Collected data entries
________________

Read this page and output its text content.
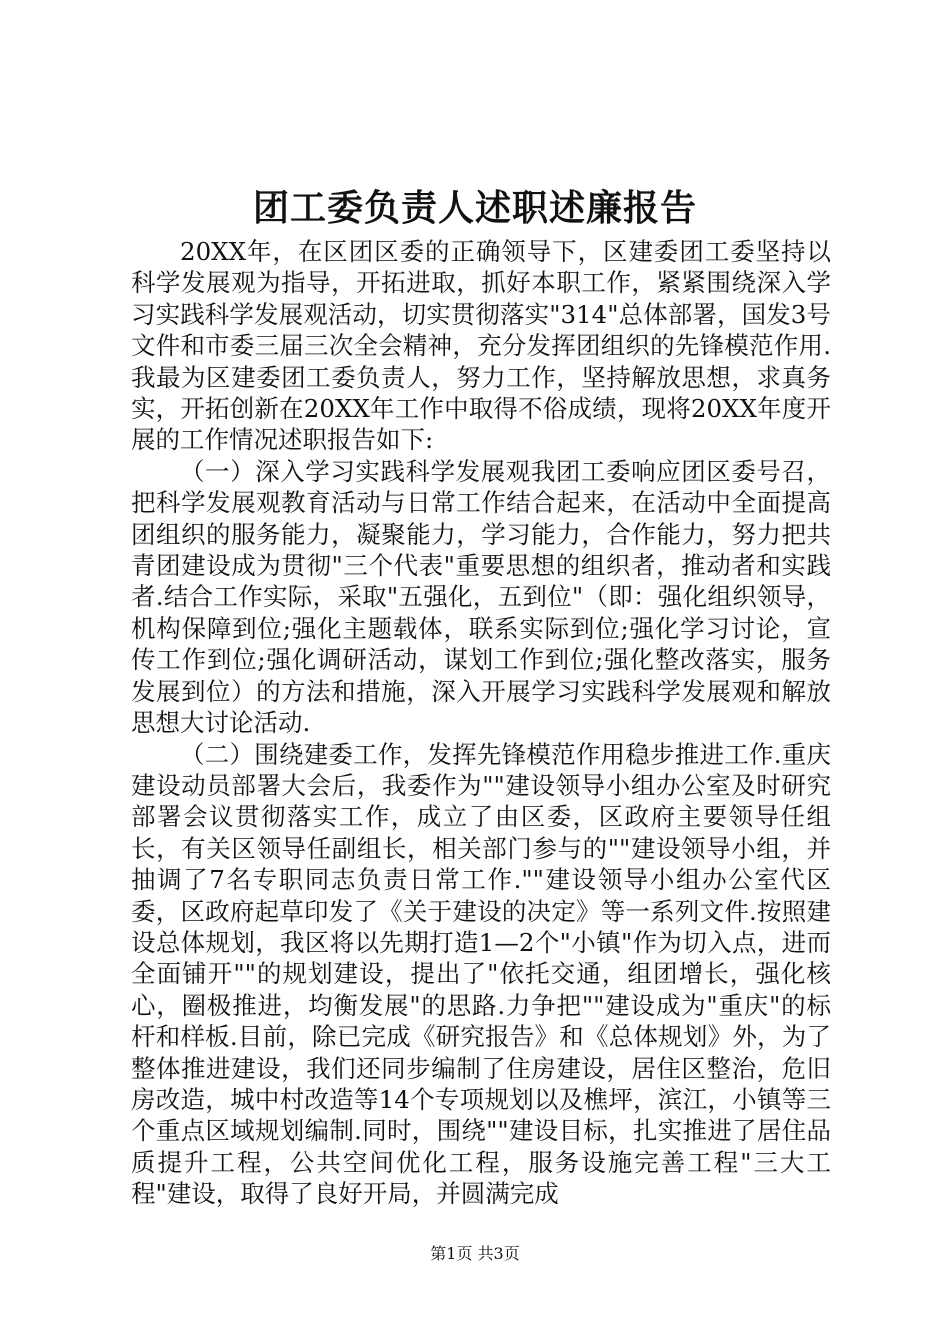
团工委负责人述职述廉报告

20XX年，在区团区委的正确领导下，区建委团工委坚持以科学发展观为指导，开拓进取，抓好本职工作，紧紧围绕深入学习实践科学发展观活动，切实贯彻落实"314"总体部署，国发3号文件和市委三届三次全会精神，充分发挥团组织的先锋模范作用.我最为区建委团工委负责人，努力工作，坚持解放思想，求真务实，开拓创新在20XX年工作中取得不俗成绩，现将20XX年度开展的工作情况述职报告如下:

（一）深入学习实践科学发展观我团工委响应团区委号召，把科学发展观教育活动与日常工作结合起来，在活动中全面提高团组织的服务能力，凝聚能力，学习能力，合作能力，努力把共青团建设成为贯彻"三个代表"重要思想的组织者，推动者和实践者.结合工作实际，采取"五强化，五到位"（即：强化组织领导，机构保障到位;强化主题载体，联系实际到位;强化学习讨论，宣传工作到位;强化调研活动，谋划工作到位;强化整改落实，服务发展到位）的方法和措施，深入开展学习实践科学发展观和解放思想大讨论活动.

（二）围绕建委工作，发挥先锋模范作用稳步推进工作.重庆建设动员部署大会后，我委作为""建设领导小组办公室及时研究部署会议贯彻落实工作，成立了由区委，区政府主要领导任组长，有关区领导任副组长，相关部门参与的""建设领导小组，并抽调了7名专职同志负责日常工作.""建设领导小组办公室代区委，区政府起草印发了《关于建设的决定》等一系列文件.按照建设总体规划，我区将以先期打造1—2个"小镇"作为切入点，进而全面铺开""的规划建设，提出了"依托交通，组团增长，强化核心，圈极推进，均衡发展"的思路.力争把""建设成为"重庆"的标杆和样板.目前，除已完成《研究报告》和《总体规划》外，为了整体推进建设，我们还同步编制了住房建设，居住区整治，危旧房改造，城中村改造等14个专项规划以及樵坪，滨江，小镇等三个重点区域规划编制.同时，围绕""建设目标，扎实推进了居住品质提升工程，公共空间优化工程，服务设施完善工程"三大工程"建设，取得了良好开局，并圆满完成

第1页 共3页
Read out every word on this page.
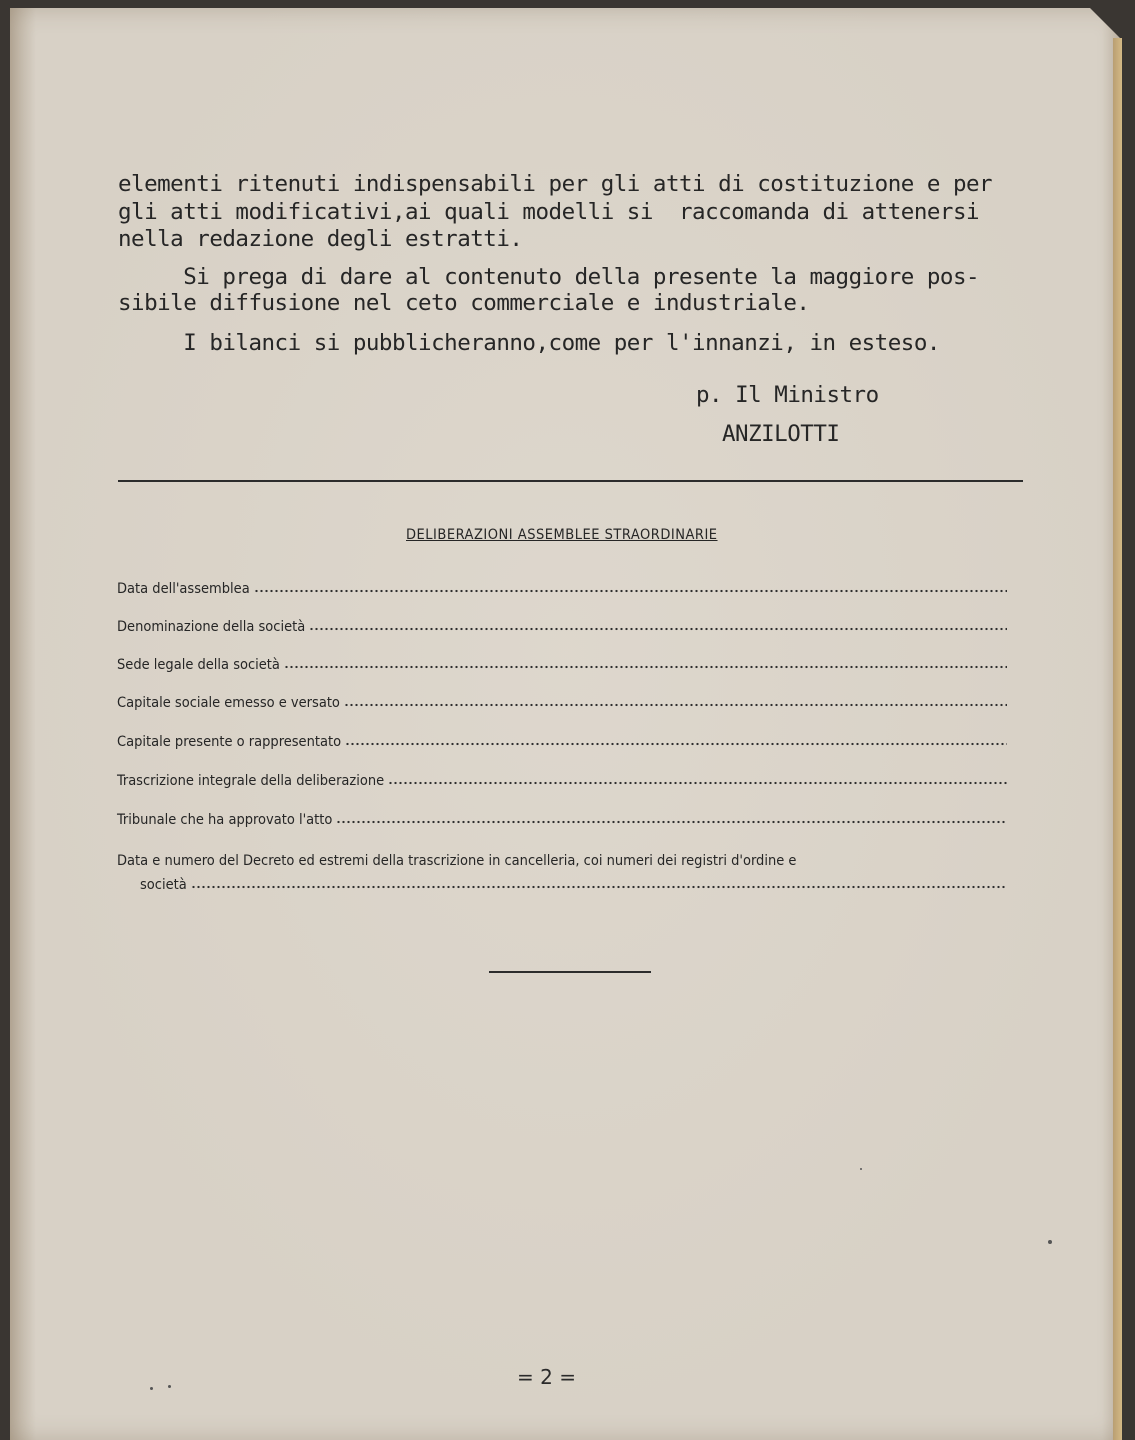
elementi ritenuti indispensabili per gli atti di costituzione e per
gli atti modificativi,ai quali modelli si  raccomanda di attenersi
nella redazione degli estratti.
Si prega di dare al contenuto della presente la maggiore pos-
sibile diffusione nel ceto commerciale e industriale.
I bilanci si pubblicheranno,come per l'innanzi, in esteso.
p. Il Ministro
ANZILOTTI
DELIBERAZIONI ASSEMBLEE STRAORDINARIE
Data dell'assemblea
Denominazione della società
Sede legale della società
Capitale sociale emesso e versato
Capitale presente o rappresentato
Trascrizione integrale della deliberazione
Tribunale che ha approvato l'atto
Data e numero del Decreto ed estremi della trascrizione in cancelleria, coi numeri dei registri d'ordine e
società
= 2 =
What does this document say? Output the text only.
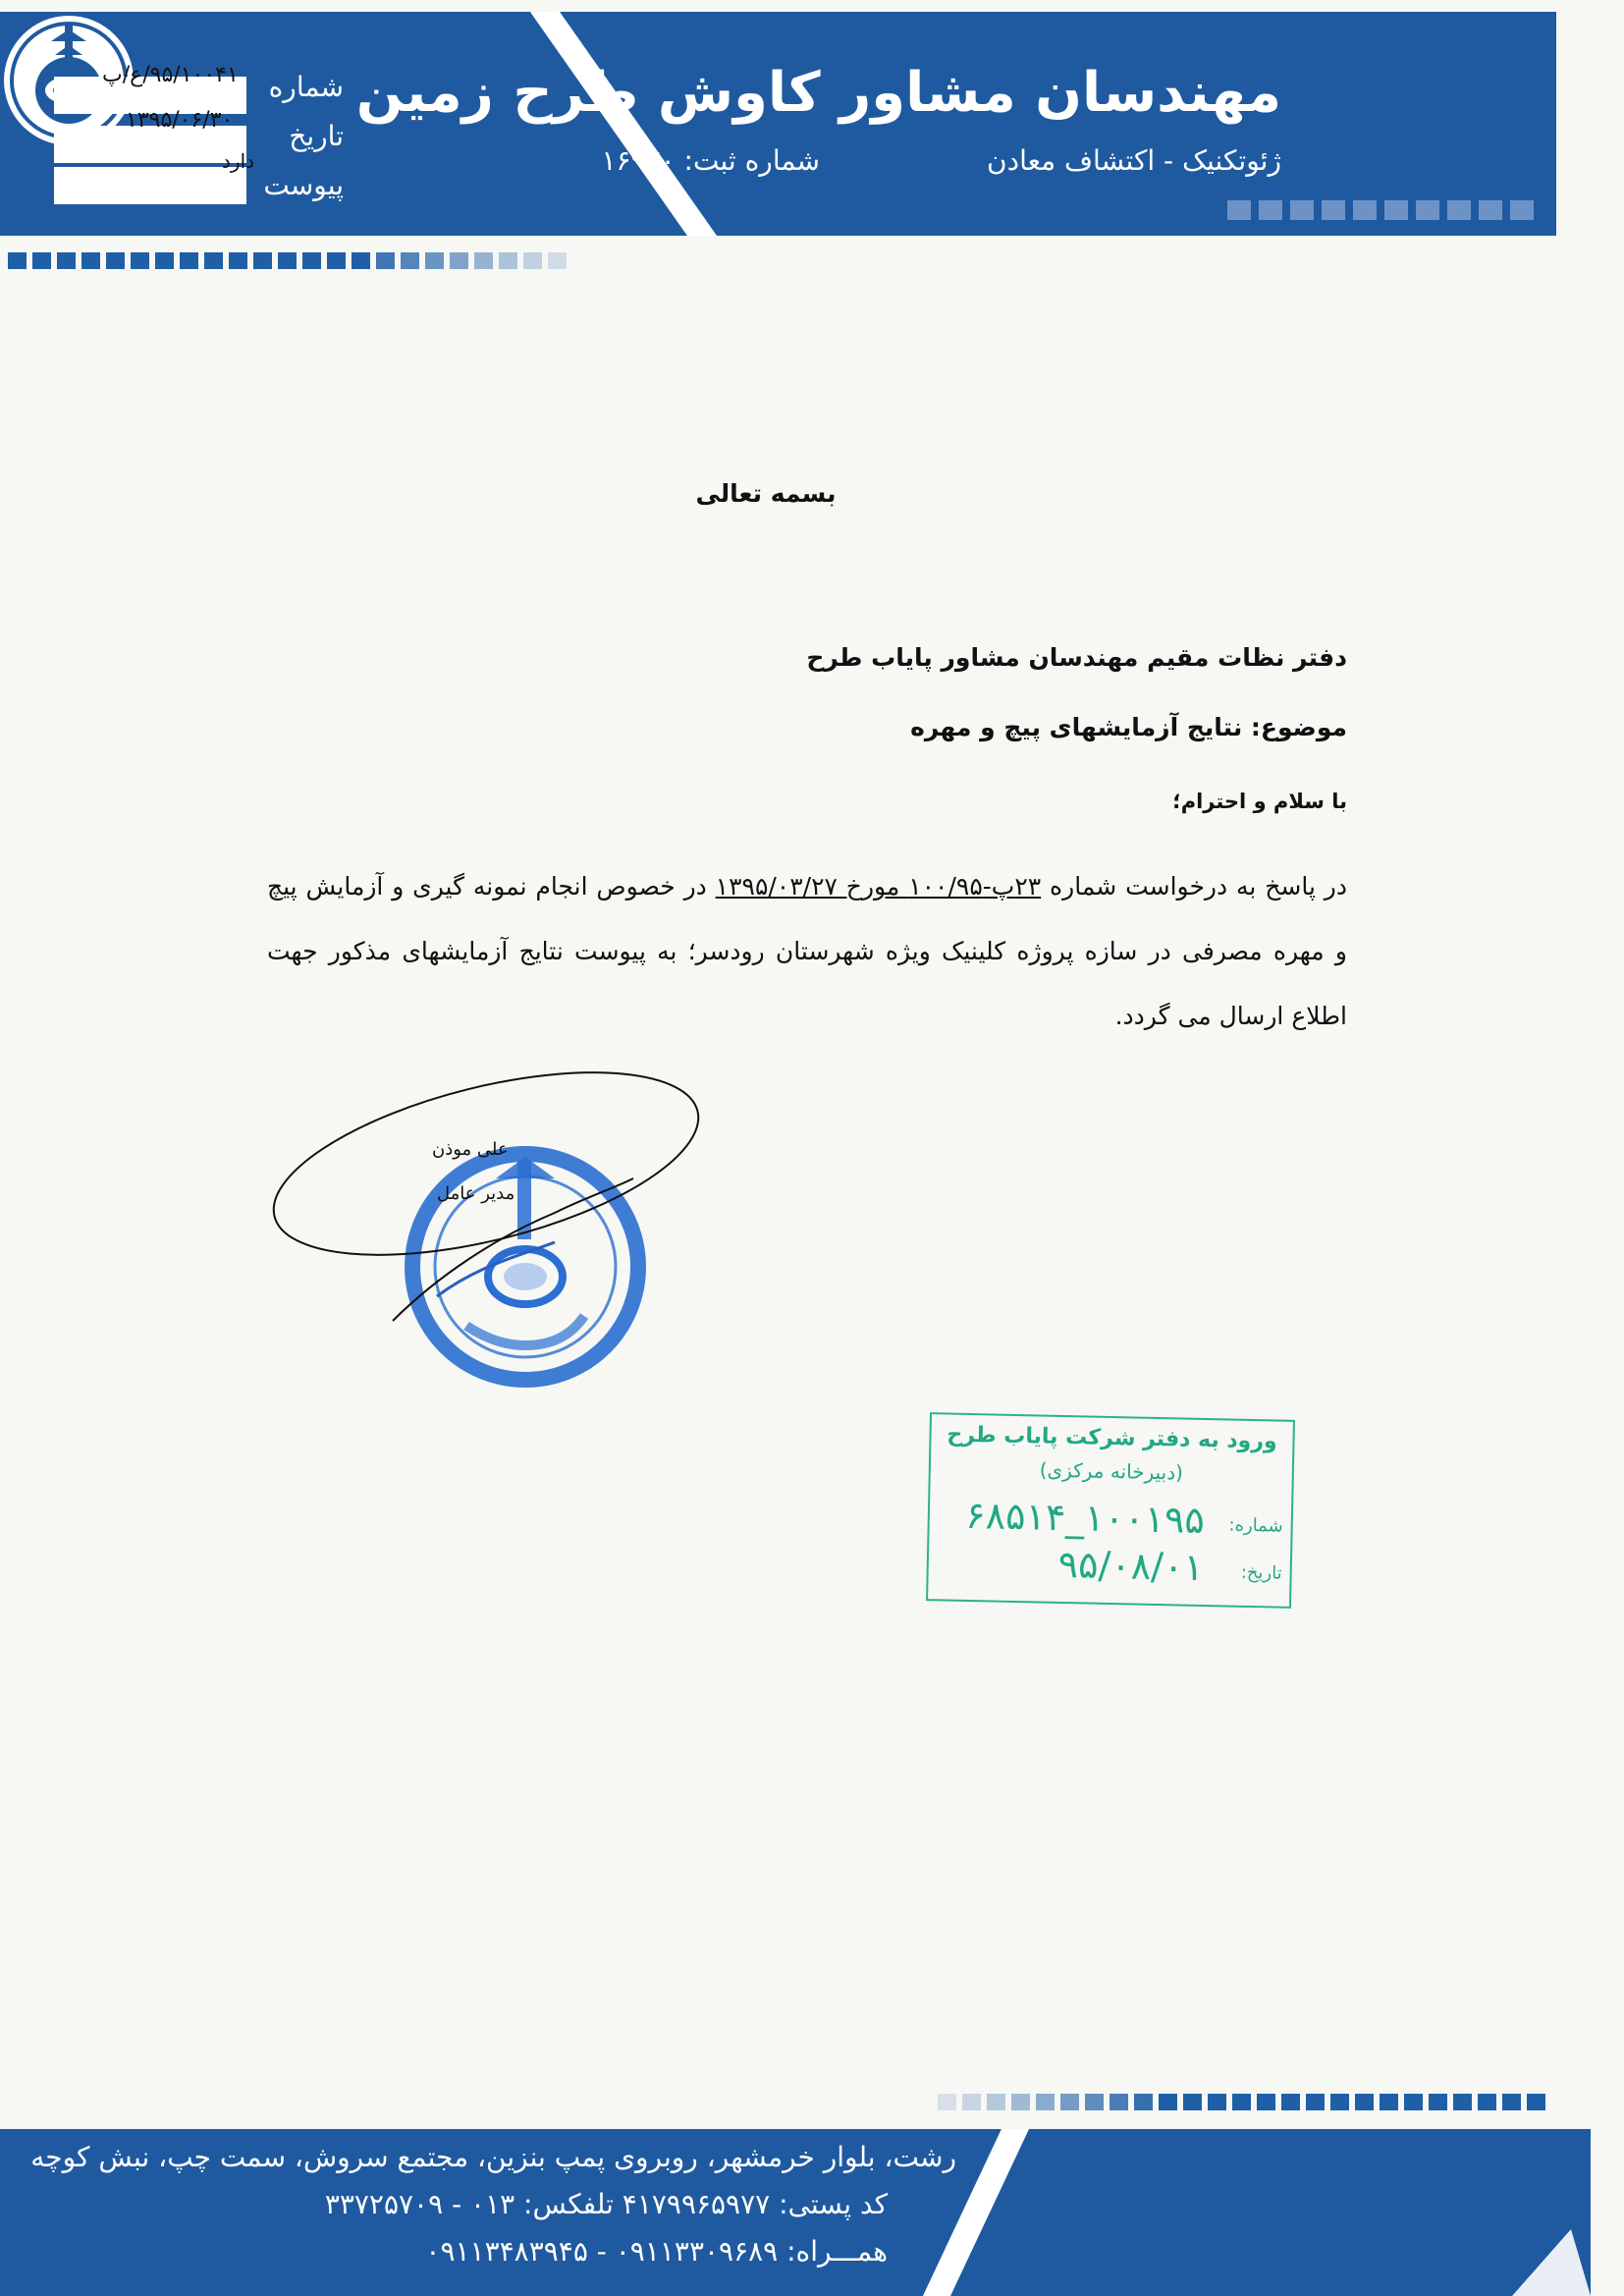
مهندسان مشاور کاوش طرح زمین
ژئوتکنیک - اکتشاف معادن
شماره ثبت: ۱۶۹۷۰
شماره
تاریخ
پیوست
۹۵/۱۰۰۴۱/ع/پ
۱۳۹۵/۰۶/۳۰
دارد
بسمه تعالی
دفتر نظات مقیم مهندسان مشاور پایاب طرح
موضوع: نتایج آزمایشهای پیچ و مهره
با سلام و احترام؛
در پاسخ به درخواست شماره ۲۳پ-۱۰۰/۹۵ مورخ ۱۳۹۵/۰۳/۲۷ در خصوص انجام نمونه گیری و آزمایش پیچ و مهره مصرفی در سازه پروژه کلینیک ویژه شهرستان رودسر؛ به پیوست نتایج آزمایشهای مذکور جهت اطلاع ارسال می گردد.
علی موذن
مدیر عامل
ورود به دفتر شرکت پایاب طرح
(دبیرخانه مرکزی)
شماره:
۱۰۰۱۹۵_۶۸۵۱۴
تاریخ:
۹۵/۰۸/۰۱
رشت، بلوار خرمشهر، روبروی پمپ بنزین، مجتمع سروش، سمت چپ، نبش کوچه
کد پستی: ۴۱۷۹۹۶۵۹۷۷ تلفکس: ۰۱۳ - ۳۳۷۲۵۷۰۹
همـــراه: ۰۹۱۱۳۳۰۹۶۸۹ - ۰۹۱۱۳۴۸۳۹۴۵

________________

Task prompt.
Select the lines in this material that hold the word "società", leaving none out.

Result for this task.
Denominazione della società
Sede legale della società
società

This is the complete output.